[EXERCISE AIM]: The records below should be written out again, exactly.

[RECORDS FOR THE TASK]:
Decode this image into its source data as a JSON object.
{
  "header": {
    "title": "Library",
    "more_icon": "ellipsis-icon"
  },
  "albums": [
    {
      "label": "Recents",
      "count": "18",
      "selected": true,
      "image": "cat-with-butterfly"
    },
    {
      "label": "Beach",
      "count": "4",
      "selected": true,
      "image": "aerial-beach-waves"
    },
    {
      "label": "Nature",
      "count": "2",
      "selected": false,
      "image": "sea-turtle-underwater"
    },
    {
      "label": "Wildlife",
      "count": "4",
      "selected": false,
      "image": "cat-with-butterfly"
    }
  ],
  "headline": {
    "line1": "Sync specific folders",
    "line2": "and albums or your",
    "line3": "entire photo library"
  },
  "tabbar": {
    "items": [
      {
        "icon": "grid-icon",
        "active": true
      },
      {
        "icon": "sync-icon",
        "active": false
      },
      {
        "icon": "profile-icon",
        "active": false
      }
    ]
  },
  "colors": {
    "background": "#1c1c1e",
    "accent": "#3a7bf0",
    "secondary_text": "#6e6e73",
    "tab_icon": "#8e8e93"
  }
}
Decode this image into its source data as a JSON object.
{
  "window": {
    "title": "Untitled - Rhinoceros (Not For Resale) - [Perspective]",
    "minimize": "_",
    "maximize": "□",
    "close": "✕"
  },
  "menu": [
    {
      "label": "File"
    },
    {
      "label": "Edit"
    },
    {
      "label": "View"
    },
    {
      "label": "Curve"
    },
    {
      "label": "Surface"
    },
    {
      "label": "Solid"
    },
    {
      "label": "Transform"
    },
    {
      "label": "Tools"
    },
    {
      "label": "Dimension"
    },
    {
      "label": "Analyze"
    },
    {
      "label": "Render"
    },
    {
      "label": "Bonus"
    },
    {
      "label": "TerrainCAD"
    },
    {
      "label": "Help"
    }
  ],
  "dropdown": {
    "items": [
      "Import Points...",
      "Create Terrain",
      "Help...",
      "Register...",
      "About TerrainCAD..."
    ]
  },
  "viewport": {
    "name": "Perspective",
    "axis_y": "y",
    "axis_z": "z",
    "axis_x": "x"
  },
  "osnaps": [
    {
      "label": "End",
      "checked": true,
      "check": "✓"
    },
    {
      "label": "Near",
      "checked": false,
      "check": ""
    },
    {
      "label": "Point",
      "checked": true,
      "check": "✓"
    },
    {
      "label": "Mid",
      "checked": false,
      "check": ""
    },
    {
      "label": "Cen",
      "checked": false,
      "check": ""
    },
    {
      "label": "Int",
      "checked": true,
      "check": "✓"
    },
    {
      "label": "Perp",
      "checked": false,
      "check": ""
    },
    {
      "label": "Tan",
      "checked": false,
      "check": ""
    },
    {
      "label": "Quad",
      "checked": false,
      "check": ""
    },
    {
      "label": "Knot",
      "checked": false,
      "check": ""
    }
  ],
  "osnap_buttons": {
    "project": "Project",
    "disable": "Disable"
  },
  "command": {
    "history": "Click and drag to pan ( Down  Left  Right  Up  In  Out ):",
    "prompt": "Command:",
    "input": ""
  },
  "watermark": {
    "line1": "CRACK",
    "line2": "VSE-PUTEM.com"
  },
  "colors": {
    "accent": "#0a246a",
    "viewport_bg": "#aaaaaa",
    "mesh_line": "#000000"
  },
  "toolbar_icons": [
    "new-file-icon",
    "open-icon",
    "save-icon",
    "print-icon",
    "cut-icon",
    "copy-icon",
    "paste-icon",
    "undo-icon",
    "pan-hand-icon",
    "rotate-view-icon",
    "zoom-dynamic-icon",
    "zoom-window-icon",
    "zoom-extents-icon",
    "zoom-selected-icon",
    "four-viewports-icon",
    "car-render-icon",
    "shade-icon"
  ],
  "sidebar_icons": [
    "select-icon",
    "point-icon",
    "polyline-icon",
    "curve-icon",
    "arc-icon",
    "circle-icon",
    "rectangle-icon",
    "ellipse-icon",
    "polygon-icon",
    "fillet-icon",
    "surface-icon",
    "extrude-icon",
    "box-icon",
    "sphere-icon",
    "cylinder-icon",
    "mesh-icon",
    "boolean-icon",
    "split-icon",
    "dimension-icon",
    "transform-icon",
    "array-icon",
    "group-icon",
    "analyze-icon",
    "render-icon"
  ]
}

[OUTPUT]:
Decode this image into its source data as a JSON object.
{
  "header": {
    "title": "Library",
    "more_icon": "ellipsis-icon"
  },
  "albums": [
    {
      "label": "Recents",
      "count": "18",
      "selected": true,
      "image": "cat-with-butterfly"
    },
    {
      "label": "Beach",
      "count": "4",
      "selected": true,
      "image": "aerial-beach-waves"
    },
    {
      "label": "Nature",
      "count": "2",
      "selected": false,
      "image": "sea-turtle-underwater"
    },
    {
      "label": "Wildlife",
      "count": "4",
      "selected": false,
      "image": "cat-with-butterfly"
    }
  ],
  "headline": {
    "line1": "Sync specific folders",
    "line2": "and albums or your",
    "line3": "entire photo library"
  },
  "tabbar": {
    "items": [
      {
        "icon": "grid-icon",
        "active": true
      },
      {
        "icon": "sync-icon",
        "active": false
      },
      {
        "icon": "profile-icon",
        "active": false
      }
    ]
  },
  "colors": {
    "background": "#1c1c1e",
    "accent": "#3a7bf0",
    "secondary_text": "#6e6e73",
    "tab_icon": "#8e8e93"
  }
}
Decode this image into its source data as a JSON object.
{
  "window": {
    "title": "Untitled - Rhinoceros (Not For Resale) - [Perspective]",
    "minimize": "_",
    "maximize": "□",
    "close": "✕"
  },
  "menu": [
    {
      "label": "File"
    },
    {
      "label": "Edit"
    },
    {
      "label": "View"
    },
    {
      "label": "Curve"
    },
    {
      "label": "Surface"
    },
    {
      "label": "Solid"
    },
    {
      "label": "Transform"
    },
    {
      "label": "Tools"
    },
    {
      "label": "Dimension"
    },
    {
      "label": "Analyze"
    },
    {
      "label": "Render"
    },
    {
      "label": "Bonus"
    },
    {
      "label": "TerrainCAD"
    },
    {
      "label": "Help"
    }
  ],
  "dropdown": {
    "items": [
      "Import Points...",
      "Create Terrain",
      "Help...",
      "Register...",
      "About TerrainCAD..."
    ]
  },
  "viewport": {
    "name": "Perspective",
    "axis_y": "y",
    "axis_z": "z",
    "axis_x": "x"
  },
  "osnaps": [
    {
      "label": "End",
      "checked": true,
      "check": "✓"
    },
    {
      "label": "Near",
      "checked": false,
      "check": ""
    },
    {
      "label": "Point",
      "checked": true,
      "check": "✓"
    },
    {
      "label": "Mid",
      "checked": false,
      "check": ""
    },
    {
      "label": "Cen",
      "checked": false,
      "check": ""
    },
    {
      "label": "Int",
      "checked": true,
      "check": "✓"
    },
    {
      "label": "Perp",
      "checked": false,
      "check": ""
    },
    {
      "label": "Tan",
      "checked": false,
      "check": ""
    },
    {
      "label": "Quad",
      "checked": false,
      "check": ""
    },
    {
      "label": "Knot",
      "checked": false,
      "check": ""
    }
  ],
  "osnap_buttons": {
    "project": "Project",
    "disable": "Disable"
  },
  "command": {
    "history": "Click and drag to pan ( Down  Left  Right  Up  In  Out ):",
    "prompt": "Command:",
    "input": ""
  },
  "watermark": {
    "line1": "CRACK",
    "line2": "VSE-PUTEM.com"
  },
  "colors": {
    "accent": "#0a246a",
    "viewport_bg": "#aaaaaa",
    "mesh_line": "#000000"
  },
  "toolbar_icons": [
    "new-file-icon",
    "open-icon",
    "save-icon",
    "print-icon",
    "cut-icon",
    "copy-icon",
    "paste-icon",
    "undo-icon",
    "pan-hand-icon",
    "rotate-view-icon",
    "zoom-dynamic-icon",
    "zoom-window-icon",
    "zoom-extents-icon",
    "zoom-selected-icon",
    "four-viewports-icon",
    "car-render-icon",
    "shade-icon"
  ],
  "sidebar_icons": [
    "select-icon",
    "point-icon",
    "polyline-icon",
    "curve-icon",
    "arc-icon",
    "circle-icon",
    "rectangle-icon",
    "ellipse-icon",
    "polygon-icon",
    "fillet-icon",
    "surface-icon",
    "extrude-icon",
    "box-icon",
    "sphere-icon",
    "cylinder-icon",
    "mesh-icon",
    "boolean-icon",
    "split-icon",
    "dimension-icon",
    "transform-icon",
    "array-icon",
    "group-icon",
    "analyze-icon",
    "render-icon"
  ]
}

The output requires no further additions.